- _OBJECTIVE_
Restate the whole listing exactly.

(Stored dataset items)

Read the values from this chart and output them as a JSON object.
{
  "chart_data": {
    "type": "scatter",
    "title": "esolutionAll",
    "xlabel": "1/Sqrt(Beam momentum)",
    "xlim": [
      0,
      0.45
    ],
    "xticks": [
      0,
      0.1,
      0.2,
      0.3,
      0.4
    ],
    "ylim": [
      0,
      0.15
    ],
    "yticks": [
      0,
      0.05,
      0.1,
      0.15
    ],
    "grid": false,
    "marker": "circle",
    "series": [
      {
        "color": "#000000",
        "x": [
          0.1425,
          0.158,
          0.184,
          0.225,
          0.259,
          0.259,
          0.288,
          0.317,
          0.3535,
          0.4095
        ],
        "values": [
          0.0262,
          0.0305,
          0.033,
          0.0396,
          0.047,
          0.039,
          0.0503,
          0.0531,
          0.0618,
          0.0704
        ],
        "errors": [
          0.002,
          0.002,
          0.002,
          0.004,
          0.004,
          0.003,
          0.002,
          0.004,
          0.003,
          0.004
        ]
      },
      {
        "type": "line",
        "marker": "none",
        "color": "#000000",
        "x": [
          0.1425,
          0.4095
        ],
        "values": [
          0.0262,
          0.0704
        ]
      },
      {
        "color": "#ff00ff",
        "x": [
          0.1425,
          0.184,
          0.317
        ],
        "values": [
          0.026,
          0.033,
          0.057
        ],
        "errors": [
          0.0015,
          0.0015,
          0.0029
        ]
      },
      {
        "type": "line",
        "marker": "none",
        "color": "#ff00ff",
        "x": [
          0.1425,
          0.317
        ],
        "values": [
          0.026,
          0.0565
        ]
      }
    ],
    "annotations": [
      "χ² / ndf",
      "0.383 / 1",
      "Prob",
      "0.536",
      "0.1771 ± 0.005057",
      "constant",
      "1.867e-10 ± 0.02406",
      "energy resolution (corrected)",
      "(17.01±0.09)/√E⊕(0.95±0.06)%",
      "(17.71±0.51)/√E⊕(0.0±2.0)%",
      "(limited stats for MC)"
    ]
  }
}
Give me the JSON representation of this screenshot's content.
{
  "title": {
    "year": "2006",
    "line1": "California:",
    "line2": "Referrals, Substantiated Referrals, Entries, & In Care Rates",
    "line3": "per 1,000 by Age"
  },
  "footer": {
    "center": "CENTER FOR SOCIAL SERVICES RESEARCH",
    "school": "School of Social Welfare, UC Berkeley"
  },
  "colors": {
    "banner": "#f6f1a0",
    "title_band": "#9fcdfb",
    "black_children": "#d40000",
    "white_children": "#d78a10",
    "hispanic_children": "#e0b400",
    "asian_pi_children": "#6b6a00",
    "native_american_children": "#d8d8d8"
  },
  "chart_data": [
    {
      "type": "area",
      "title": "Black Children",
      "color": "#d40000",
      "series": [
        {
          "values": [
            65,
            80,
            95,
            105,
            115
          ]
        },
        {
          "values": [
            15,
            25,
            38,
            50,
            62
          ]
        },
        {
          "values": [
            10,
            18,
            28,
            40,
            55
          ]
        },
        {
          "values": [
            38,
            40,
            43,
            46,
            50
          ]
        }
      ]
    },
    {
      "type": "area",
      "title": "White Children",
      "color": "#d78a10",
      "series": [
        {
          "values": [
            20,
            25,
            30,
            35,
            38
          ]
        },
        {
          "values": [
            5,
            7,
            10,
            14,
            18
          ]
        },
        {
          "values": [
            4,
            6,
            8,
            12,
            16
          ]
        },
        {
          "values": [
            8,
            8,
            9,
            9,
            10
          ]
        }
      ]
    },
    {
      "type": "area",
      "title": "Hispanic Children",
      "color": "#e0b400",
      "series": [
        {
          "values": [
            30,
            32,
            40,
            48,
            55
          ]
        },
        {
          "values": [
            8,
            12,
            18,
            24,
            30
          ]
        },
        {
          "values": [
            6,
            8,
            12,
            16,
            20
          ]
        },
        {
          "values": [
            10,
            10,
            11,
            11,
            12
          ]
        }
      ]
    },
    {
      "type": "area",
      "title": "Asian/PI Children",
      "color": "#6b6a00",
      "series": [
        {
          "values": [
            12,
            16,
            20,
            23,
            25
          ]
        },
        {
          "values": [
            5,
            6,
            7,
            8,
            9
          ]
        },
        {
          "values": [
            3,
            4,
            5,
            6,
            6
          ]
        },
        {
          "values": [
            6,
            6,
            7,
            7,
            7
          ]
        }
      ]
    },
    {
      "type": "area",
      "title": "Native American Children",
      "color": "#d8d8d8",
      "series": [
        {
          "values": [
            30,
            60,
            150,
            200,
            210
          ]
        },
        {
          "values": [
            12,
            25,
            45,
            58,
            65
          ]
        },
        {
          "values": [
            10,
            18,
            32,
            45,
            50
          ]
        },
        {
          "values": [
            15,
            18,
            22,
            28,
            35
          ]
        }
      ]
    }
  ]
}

- _RESULT OF THIS EXERCISE_
Read the values from this chart and output them as a JSON object.
{
  "chart_data": {
    "type": "scatter",
    "title": "esolutionAll",
    "xlabel": "1/Sqrt(Beam momentum)",
    "xlim": [
      0,
      0.45
    ],
    "xticks": [
      0,
      0.1,
      0.2,
      0.3,
      0.4
    ],
    "ylim": [
      0,
      0.15
    ],
    "yticks": [
      0,
      0.05,
      0.1,
      0.15
    ],
    "grid": false,
    "marker": "circle",
    "series": [
      {
        "color": "#000000",
        "x": [
          0.1425,
          0.158,
          0.184,
          0.225,
          0.259,
          0.259,
          0.288,
          0.317,
          0.3535,
          0.4095
        ],
        "values": [
          0.0262,
          0.0305,
          0.033,
          0.0396,
          0.047,
          0.039,
          0.0503,
          0.0531,
          0.0618,
          0.0704
        ],
        "errors": [
          0.002,
          0.002,
          0.002,
          0.004,
          0.004,
          0.003,
          0.002,
          0.004,
          0.003,
          0.004
        ]
      },
      {
        "type": "line",
        "marker": "none",
        "color": "#000000",
        "x": [
          0.1425,
          0.4095
        ],
        "values": [
          0.0262,
          0.0704
        ]
      },
      {
        "color": "#ff00ff",
        "x": [
          0.1425,
          0.184,
          0.317
        ],
        "values": [
          0.026,
          0.033,
          0.057
        ],
        "errors": [
          0.0015,
          0.0015,
          0.0029
        ]
      },
      {
        "type": "line",
        "marker": "none",
        "color": "#ff00ff",
        "x": [
          0.1425,
          0.317
        ],
        "values": [
          0.026,
          0.0565
        ]
      }
    ],
    "annotations": [
      "χ² / ndf",
      "0.383 / 1",
      "Prob",
      "0.536",
      "0.1771 ± 0.005057",
      "constant",
      "1.867e-10 ± 0.02406",
      "energy resolution (corrected)",
      "(17.01±0.09)/√E⊕(0.95±0.06)%",
      "(17.71±0.51)/√E⊕(0.0±2.0)%",
      "(limited stats for MC)"
    ]
  }
}
Give me the JSON representation of this screenshot's content.
{
  "title": {
    "year": "2006",
    "line1": "California:",
    "line2": "Referrals, Substantiated Referrals, Entries, & In Care Rates",
    "line3": "per 1,000 by Age"
  },
  "footer": {
    "center": "CENTER FOR SOCIAL SERVICES RESEARCH",
    "school": "School of Social Welfare, UC Berkeley"
  },
  "colors": {
    "banner": "#f6f1a0",
    "title_band": "#9fcdfb",
    "black_children": "#d40000",
    "white_children": "#d78a10",
    "hispanic_children": "#e0b400",
    "asian_pi_children": "#6b6a00",
    "native_american_children": "#d8d8d8"
  },
  "chart_data": [
    {
      "type": "area",
      "title": "Black Children",
      "color": "#d40000",
      "series": [
        {
          "values": [
            65,
            80,
            95,
            105,
            115
          ]
        },
        {
          "values": [
            15,
            25,
            38,
            50,
            62
          ]
        },
        {
          "values": [
            10,
            18,
            28,
            40,
            55
          ]
        },
        {
          "values": [
            38,
            40,
            43,
            46,
            50
          ]
        }
      ]
    },
    {
      "type": "area",
      "title": "White Children",
      "color": "#d78a10",
      "series": [
        {
          "values": [
            20,
            25,
            30,
            35,
            38
          ]
        },
        {
          "values": [
            5,
            7,
            10,
            14,
            18
          ]
        },
        {
          "values": [
            4,
            6,
            8,
            12,
            16
          ]
        },
        {
          "values": [
            8,
            8,
            9,
            9,
            10
          ]
        }
      ]
    },
    {
      "type": "area",
      "title": "Hispanic Children",
      "color": "#e0b400",
      "series": [
        {
          "values": [
            30,
            32,
            40,
            48,
            55
          ]
        },
        {
          "values": [
            8,
            12,
            18,
            24,
            30
          ]
        },
        {
          "values": [
            6,
            8,
            12,
            16,
            20
          ]
        },
        {
          "values": [
            10,
            10,
            11,
            11,
            12
          ]
        }
      ]
    },
    {
      "type": "area",
      "title": "Asian/PI Children",
      "color": "#6b6a00",
      "series": [
        {
          "values": [
            12,
            16,
            20,
            23,
            25
          ]
        },
        {
          "values": [
            5,
            6,
            7,
            8,
            9
          ]
        },
        {
          "values": [
            3,
            4,
            5,
            6,
            6
          ]
        },
        {
          "values": [
            6,
            6,
            7,
            7,
            7
          ]
        }
      ]
    },
    {
      "type": "area",
      "title": "Native American Children",
      "color": "#d8d8d8",
      "series": [
        {
          "values": [
            30,
            60,
            150,
            200,
            210
          ]
        },
        {
          "values": [
            12,
            25,
            45,
            58,
            65
          ]
        },
        {
          "values": [
            10,
            18,
            32,
            45,
            50
          ]
        },
        {
          "values": [
            15,
            18,
            22,
            28,
            35
          ]
        }
      ]
    }
  ]
}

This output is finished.